Write out every line of the material exactly as it appears.

── Recorded data ──

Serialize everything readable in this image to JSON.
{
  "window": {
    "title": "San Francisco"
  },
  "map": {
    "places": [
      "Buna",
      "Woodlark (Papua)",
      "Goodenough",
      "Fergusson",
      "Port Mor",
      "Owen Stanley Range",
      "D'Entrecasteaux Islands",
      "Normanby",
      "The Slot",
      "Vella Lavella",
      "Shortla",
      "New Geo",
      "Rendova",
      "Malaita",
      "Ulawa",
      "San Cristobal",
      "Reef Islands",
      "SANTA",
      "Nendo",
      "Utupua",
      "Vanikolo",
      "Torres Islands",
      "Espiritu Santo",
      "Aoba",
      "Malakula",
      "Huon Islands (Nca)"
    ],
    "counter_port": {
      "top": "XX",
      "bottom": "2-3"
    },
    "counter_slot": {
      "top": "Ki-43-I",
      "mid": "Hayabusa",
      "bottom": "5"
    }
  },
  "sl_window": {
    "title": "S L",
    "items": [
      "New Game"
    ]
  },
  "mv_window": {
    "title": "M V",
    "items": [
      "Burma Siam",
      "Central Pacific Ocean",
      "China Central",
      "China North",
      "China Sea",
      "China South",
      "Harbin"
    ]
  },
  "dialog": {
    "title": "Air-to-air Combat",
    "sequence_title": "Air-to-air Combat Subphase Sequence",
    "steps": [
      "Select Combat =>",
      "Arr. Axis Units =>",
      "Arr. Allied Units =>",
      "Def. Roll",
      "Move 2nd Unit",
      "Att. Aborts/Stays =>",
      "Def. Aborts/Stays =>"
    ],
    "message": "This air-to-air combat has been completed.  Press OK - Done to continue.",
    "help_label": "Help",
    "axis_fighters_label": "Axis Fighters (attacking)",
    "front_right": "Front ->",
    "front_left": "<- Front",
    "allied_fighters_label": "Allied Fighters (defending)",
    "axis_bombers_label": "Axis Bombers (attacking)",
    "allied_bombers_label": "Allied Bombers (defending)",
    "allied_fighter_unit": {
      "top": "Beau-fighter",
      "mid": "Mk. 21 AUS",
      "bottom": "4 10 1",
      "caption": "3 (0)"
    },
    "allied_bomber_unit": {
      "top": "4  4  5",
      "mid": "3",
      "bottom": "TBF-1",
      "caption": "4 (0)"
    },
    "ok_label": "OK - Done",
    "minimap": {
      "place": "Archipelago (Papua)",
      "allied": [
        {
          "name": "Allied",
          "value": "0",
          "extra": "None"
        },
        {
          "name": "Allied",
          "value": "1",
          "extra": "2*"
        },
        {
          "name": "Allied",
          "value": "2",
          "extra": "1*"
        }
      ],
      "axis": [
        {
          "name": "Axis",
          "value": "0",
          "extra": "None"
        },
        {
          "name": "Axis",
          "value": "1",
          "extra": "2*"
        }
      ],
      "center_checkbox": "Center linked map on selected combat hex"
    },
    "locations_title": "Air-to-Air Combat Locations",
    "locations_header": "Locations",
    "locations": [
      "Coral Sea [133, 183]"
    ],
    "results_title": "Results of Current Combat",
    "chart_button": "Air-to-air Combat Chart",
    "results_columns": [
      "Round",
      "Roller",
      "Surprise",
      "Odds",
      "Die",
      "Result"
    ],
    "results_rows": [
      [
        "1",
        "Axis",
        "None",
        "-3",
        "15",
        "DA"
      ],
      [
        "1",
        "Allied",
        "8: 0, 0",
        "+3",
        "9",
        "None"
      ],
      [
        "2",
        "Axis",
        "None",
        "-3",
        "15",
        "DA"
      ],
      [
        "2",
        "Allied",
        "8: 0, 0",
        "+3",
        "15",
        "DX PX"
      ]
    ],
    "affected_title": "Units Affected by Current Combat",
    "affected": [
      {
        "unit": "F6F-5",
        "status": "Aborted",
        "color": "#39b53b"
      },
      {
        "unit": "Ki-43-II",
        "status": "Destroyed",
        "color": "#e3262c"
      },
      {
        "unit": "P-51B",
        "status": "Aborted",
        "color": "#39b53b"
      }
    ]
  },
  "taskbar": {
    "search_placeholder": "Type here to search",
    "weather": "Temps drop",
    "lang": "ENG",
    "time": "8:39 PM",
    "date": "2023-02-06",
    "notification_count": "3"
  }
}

───

Task response:
Serialize everything readable in this image to JSON.
{
  "window": {
    "title": "San Francisco"
  },
  "map": {
    "places": [
      "Buna",
      "Woodlark (Papua)",
      "Goodenough",
      "Fergusson",
      "Port Mor",
      "Owen Stanley Range",
      "D'Entrecasteaux Islands",
      "Normanby",
      "The Slot",
      "Vella Lavella",
      "Shortla",
      "New Geo",
      "Rendova",
      "Malaita",
      "Ulawa",
      "San Cristobal",
      "Reef Islands",
      "SANTA",
      "Nendo",
      "Utupua",
      "Vanikolo",
      "Torres Islands",
      "Espiritu Santo",
      "Aoba",
      "Malakula",
      "Huon Islands (Nca)"
    ],
    "counter_port": {
      "top": "XX",
      "bottom": "2-3"
    },
    "counter_slot": {
      "top": "Ki-43-I",
      "mid": "Hayabusa",
      "bottom": "5"
    }
  },
  "sl_window": {
    "title": "S L",
    "items": [
      "New Game"
    ]
  },
  "mv_window": {
    "title": "M V",
    "items": [
      "Burma Siam",
      "Central Pacific Ocean",
      "China Central",
      "China North",
      "China Sea",
      "China South",
      "Harbin"
    ]
  },
  "dialog": {
    "title": "Air-to-air Combat",
    "sequence_title": "Air-to-air Combat Subphase Sequence",
    "steps": [
      "Select Combat =>",
      "Arr. Axis Units =>",
      "Arr. Allied Units =>",
      "Def. Roll",
      "Move 2nd Unit",
      "Att. Aborts/Stays =>",
      "Def. Aborts/Stays =>"
    ],
    "message": "This air-to-air combat has been completed.  Press OK - Done to continue.",
    "help_label": "Help",
    "axis_fighters_label": "Axis Fighters (attacking)",
    "front_right": "Front ->",
    "front_left": "<- Front",
    "allied_fighters_label": "Allied Fighters (defending)",
    "axis_bombers_label": "Axis Bombers (attacking)",
    "allied_bombers_label": "Allied Bombers (defending)",
    "allied_fighter_unit": {
      "top": "Beau-fighter",
      "mid": "Mk. 21 AUS",
      "bottom": "4 10 1",
      "caption": "3 (0)"
    },
    "allied_bomber_unit": {
      "top": "4  4  5",
      "mid": "3",
      "bottom": "TBF-1",
      "caption": "4 (0)"
    },
    "ok_label": "OK - Done",
    "minimap": {
      "place": "Archipelago (Papua)",
      "allied": [
        {
          "name": "Allied",
          "value": "0",
          "extra": "None"
        },
        {
          "name": "Allied",
          "value": "1",
          "extra": "2*"
        },
        {
          "name": "Allied",
          "value": "2",
          "extra": "1*"
        }
      ],
      "axis": [
        {
          "name": "Axis",
          "value": "0",
          "extra": "None"
        },
        {
          "name": "Axis",
          "value": "1",
          "extra": "2*"
        }
      ],
      "center_checkbox": "Center linked map on selected combat hex"
    },
    "locations_title": "Air-to-Air Combat Locations",
    "locations_header": "Locations",
    "locations": [
      "Coral Sea [133, 183]"
    ],
    "results_title": "Results of Current Combat",
    "chart_button": "Air-to-air Combat Chart",
    "results_columns": [
      "Round",
      "Roller",
      "Surprise",
      "Odds",
      "Die",
      "Result"
    ],
    "results_rows": [
      [
        "1",
        "Axis",
        "None",
        "-3",
        "15",
        "DA"
      ],
      [
        "1",
        "Allied",
        "8: 0, 0",
        "+3",
        "9",
        "None"
      ],
      [
        "2",
        "Axis",
        "None",
        "-3",
        "15",
        "DA"
      ],
      [
        "2",
        "Allied",
        "8: 0, 0",
        "+3",
        "15",
        "DX PX"
      ]
    ],
    "affected_title": "Units Affected by Current Combat",
    "affected": [
      {
        "unit": "F6F-5",
        "status": "Aborted",
        "color": "#39b53b"
      },
      {
        "unit": "Ki-43-II",
        "status": "Destroyed",
        "color": "#e3262c"
      },
      {
        "unit": "P-51B",
        "status": "Aborted",
        "color": "#39b53b"
      }
    ]
  },
  "taskbar": {
    "search_placeholder": "Type here to search",
    "weather": "Temps drop",
    "lang": "ENG",
    "time": "8:39 PM",
    "date": "2023-02-06",
    "notification_count": "3"
  }
}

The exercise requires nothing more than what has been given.